• **REQUIREMENT**: Copy out all of the data exactly as it appears.

• **DATASET RECORDS**:

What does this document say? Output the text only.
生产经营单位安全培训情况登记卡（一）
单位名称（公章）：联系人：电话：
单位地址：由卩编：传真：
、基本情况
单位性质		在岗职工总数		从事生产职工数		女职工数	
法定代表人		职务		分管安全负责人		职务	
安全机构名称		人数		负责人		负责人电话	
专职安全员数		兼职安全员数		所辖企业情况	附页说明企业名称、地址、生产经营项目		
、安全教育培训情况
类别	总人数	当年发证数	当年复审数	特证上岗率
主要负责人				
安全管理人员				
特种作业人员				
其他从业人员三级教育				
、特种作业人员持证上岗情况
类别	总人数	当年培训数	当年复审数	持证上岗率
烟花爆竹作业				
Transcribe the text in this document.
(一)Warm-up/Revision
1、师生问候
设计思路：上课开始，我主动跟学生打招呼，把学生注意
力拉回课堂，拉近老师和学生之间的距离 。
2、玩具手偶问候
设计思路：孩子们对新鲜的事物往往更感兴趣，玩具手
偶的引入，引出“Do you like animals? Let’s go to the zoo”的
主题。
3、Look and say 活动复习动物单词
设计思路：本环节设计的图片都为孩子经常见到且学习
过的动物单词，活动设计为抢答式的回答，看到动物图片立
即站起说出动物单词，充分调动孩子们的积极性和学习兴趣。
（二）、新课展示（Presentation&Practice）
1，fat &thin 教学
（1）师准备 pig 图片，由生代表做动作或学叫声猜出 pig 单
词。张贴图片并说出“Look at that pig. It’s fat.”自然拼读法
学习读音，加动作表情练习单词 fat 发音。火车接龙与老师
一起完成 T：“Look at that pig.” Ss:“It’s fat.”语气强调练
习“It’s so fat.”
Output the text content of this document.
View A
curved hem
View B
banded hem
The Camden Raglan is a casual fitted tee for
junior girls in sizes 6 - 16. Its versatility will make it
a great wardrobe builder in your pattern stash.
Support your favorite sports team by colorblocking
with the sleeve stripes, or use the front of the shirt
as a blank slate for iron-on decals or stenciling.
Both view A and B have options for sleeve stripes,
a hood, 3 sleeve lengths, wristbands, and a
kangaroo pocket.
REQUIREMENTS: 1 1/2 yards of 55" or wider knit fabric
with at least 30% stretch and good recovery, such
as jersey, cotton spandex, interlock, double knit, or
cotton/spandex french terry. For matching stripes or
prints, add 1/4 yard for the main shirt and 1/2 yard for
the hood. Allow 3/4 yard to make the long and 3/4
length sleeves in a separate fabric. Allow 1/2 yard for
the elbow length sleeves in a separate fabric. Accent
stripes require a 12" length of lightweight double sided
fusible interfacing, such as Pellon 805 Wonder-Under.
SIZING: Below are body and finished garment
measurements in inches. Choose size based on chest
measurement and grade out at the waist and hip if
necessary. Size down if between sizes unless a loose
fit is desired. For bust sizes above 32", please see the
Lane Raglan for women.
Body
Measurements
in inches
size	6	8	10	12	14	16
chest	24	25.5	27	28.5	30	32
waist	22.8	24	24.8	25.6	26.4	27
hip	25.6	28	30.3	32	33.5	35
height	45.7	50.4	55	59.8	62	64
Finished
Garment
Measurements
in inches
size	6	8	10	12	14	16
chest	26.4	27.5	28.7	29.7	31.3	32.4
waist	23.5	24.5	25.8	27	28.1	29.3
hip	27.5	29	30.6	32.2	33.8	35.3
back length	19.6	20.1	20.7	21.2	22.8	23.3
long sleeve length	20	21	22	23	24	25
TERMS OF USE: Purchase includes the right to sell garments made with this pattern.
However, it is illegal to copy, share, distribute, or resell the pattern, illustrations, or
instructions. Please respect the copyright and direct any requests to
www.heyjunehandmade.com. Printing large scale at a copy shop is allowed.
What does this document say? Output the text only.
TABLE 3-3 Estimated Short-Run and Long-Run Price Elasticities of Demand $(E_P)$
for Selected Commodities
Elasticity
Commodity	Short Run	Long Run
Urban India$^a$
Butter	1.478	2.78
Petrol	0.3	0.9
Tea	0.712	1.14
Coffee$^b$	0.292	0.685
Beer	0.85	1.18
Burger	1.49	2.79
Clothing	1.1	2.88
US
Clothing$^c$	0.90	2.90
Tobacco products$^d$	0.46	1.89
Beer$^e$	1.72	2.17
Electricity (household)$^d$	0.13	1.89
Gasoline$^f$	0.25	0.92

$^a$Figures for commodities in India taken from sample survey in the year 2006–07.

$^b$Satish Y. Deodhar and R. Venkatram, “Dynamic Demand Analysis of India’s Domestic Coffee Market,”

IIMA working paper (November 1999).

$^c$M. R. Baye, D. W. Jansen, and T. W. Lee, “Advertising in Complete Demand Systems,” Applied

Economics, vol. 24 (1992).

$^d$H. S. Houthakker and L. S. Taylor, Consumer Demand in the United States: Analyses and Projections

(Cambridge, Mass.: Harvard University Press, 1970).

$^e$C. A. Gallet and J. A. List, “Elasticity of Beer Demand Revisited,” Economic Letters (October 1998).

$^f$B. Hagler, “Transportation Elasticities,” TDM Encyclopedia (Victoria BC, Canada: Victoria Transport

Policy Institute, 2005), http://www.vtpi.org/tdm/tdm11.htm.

• **EXERCISE SOLUTION**:
What does this document say? Output the text only.
生产经营单位安全培训情况登记卡（一）
单位名称（公章）：联系人：电话：
单位地址：由卩编：传真：
、基本情况
单位性质		在岗职工总数		从事生产职工数		女职工数	
法定代表人		职务		分管安全负责人		职务	
安全机构名称		人数		负责人		负责人电话	
专职安全员数		兼职安全员数		所辖企业情况	附页说明企业名称、地址、生产经营项目		
、安全教育培训情况
类别	总人数	当年发证数	当年复审数	特证上岗率
主要负责人				
安全管理人员				
特种作业人员				
其他从业人员三级教育				
、特种作业人员持证上岗情况
类别	总人数	当年培训数	当年复审数	持证上岗率
烟花爆竹作业				
Transcribe the text in this document.
(一)Warm-up/Revision
1、师生问候
设计思路：上课开始，我主动跟学生打招呼，把学生注意
力拉回课堂，拉近老师和学生之间的距离 。
2、玩具手偶问候
设计思路：孩子们对新鲜的事物往往更感兴趣，玩具手
偶的引入，引出“Do you like animals? Let’s go to the zoo”的
主题。
3、Look and say 活动复习动物单词
设计思路：本环节设计的图片都为孩子经常见到且学习
过的动物单词，活动设计为抢答式的回答，看到动物图片立
即站起说出动物单词，充分调动孩子们的积极性和学习兴趣。
（二）、新课展示（Presentation&Practice）
1，fat &thin 教学
（1）师准备 pig 图片，由生代表做动作或学叫声猜出 pig 单
词。张贴图片并说出“Look at that pig. It’s fat.”自然拼读法
学习读音，加动作表情练习单词 fat 发音。火车接龙与老师
一起完成 T：“Look at that pig.” Ss:“It’s fat.”语气强调练
习“It’s so fat.”
Output the text content of this document.
View A
curved hem
View B
banded hem
The Camden Raglan is a casual fitted tee for
junior girls in sizes 6 - 16. Its versatility will make it
a great wardrobe builder in your pattern stash.
Support your favorite sports team by colorblocking
with the sleeve stripes, or use the front of the shirt
as a blank slate for iron-on decals or stenciling.
Both view A and B have options for sleeve stripes,
a hood, 3 sleeve lengths, wristbands, and a
kangaroo pocket.
REQUIREMENTS: 1 1/2 yards of 55" or wider knit fabric
with at least 30% stretch and good recovery, such
as jersey, cotton spandex, interlock, double knit, or
cotton/spandex french terry. For matching stripes or
prints, add 1/4 yard for the main shirt and 1/2 yard for
the hood. Allow 3/4 yard to make the long and 3/4
length sleeves in a separate fabric. Allow 1/2 yard for
the elbow length sleeves in a separate fabric. Accent
stripes require a 12" length of lightweight double sided
fusible interfacing, such as Pellon 805 Wonder-Under.
SIZING: Below are body and finished garment
measurements in inches. Choose size based on chest
measurement and grade out at the waist and hip if
necessary. Size down if between sizes unless a loose
fit is desired. For bust sizes above 32", please see the
Lane Raglan for women.
Body
Measurements
in inches
size	6	8	10	12	14	16
chest	24	25.5	27	28.5	30	32
waist	22.8	24	24.8	25.6	26.4	27
hip	25.6	28	30.3	32	33.5	35
height	45.7	50.4	55	59.8	62	64
Finished
Garment
Measurements
in inches
size	6	8	10	12	14	16
chest	26.4	27.5	28.7	29.7	31.3	32.4
waist	23.5	24.5	25.8	27	28.1	29.3
hip	27.5	29	30.6	32.2	33.8	35.3
back length	19.6	20.1	20.7	21.2	22.8	23.3
long sleeve length	20	21	22	23	24	25
TERMS OF USE: Purchase includes the right to sell garments made with this pattern.
However, it is illegal to copy, share, distribute, or resell the pattern, illustrations, or
instructions. Please respect the copyright and direct any requests to
www.heyjunehandmade.com. Printing large scale at a copy shop is allowed.
What does this document say? Output the text only.
TABLE 3-3 Estimated Short-Run and Long-Run Price Elasticities of Demand $(E_P)$
for Selected Commodities
Elasticity
Commodity	Short Run	Long Run
Urban India$^a$
Butter	1.478	2.78
Petrol	0.3	0.9
Tea	0.712	1.14
Coffee$^b$	0.292	0.685
Beer	0.85	1.18
Burger	1.49	2.79
Clothing	1.1	2.88
US
Clothing$^c$	0.90	2.90
Tobacco products$^d$	0.46	1.89
Beer$^e$	1.72	2.17
Electricity (household)$^d$	0.13	1.89
Gasoline$^f$	0.25	0.92

$^a$Figures for commodities in India taken from sample survey in the year 2006–07.

$^b$Satish Y. Deodhar and R. Venkatram, “Dynamic Demand Analysis of India’s Domestic Coffee Market,”

IIMA working paper (November 1999).

$^c$M. R. Baye, D. W. Jansen, and T. W. Lee, “Advertising in Complete Demand Systems,” Applied

Economics, vol. 24 (1992).

$^d$H. S. Houthakker and L. S. Taylor, Consumer Demand in the United States: Analyses and Projections

(Cambridge, Mass.: Harvard University Press, 1970).

$^e$C. A. Gallet and J. A. List, “Elasticity of Beer Demand Revisited,” Economic Letters (October 1998).

$^f$B. Hagler, “Transportation Elasticities,” TDM Encyclopedia (Victoria BC, Canada: Victoria Transport

Policy Institute, 2005), http://www.vtpi.org/tdm/tdm11.htm.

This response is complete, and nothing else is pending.